● Task goal
Extract all lines that hold the string "päälle".

● Raw records
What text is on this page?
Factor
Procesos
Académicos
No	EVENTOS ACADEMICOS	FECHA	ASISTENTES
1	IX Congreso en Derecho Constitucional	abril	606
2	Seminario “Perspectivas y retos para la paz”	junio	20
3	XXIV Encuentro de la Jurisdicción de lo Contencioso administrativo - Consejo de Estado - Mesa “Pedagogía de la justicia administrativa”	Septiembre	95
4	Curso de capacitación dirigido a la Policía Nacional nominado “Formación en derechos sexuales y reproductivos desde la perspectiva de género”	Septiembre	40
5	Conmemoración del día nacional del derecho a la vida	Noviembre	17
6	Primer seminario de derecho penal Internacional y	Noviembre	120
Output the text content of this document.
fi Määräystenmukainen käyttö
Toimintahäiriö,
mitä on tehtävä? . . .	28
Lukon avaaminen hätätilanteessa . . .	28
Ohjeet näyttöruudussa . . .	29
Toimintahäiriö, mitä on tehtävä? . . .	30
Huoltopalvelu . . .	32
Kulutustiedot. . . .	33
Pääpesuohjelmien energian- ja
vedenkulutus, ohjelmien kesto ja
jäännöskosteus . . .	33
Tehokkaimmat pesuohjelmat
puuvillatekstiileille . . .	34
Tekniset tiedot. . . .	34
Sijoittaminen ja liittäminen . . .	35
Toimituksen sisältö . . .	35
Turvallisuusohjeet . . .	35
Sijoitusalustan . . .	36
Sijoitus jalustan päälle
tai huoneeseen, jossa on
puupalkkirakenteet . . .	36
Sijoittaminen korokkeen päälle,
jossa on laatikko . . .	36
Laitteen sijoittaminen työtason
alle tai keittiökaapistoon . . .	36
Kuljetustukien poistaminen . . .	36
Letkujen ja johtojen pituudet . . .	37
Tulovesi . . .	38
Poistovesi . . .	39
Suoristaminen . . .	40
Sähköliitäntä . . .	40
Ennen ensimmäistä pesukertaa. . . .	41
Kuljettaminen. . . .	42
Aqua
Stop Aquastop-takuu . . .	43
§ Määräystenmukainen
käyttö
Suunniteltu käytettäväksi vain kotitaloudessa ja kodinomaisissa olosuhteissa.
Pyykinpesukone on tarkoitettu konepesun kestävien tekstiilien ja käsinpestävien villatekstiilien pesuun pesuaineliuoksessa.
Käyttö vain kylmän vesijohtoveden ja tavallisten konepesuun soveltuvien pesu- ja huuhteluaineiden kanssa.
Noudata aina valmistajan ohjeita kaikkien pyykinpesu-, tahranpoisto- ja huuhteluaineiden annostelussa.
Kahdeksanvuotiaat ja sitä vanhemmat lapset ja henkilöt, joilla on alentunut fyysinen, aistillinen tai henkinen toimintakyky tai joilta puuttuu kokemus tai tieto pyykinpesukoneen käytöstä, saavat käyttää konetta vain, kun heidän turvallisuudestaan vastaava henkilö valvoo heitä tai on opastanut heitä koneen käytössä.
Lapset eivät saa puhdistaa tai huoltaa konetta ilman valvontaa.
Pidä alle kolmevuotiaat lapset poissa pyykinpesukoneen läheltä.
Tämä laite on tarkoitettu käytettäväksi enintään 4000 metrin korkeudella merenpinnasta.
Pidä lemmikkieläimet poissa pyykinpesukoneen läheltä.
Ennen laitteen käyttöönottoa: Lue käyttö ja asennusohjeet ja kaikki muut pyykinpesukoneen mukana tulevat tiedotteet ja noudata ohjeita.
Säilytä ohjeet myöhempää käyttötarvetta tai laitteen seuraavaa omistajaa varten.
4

● Solved problem
Sijoitus jalustan päälle
Sijoittaminen korokkeen päälle,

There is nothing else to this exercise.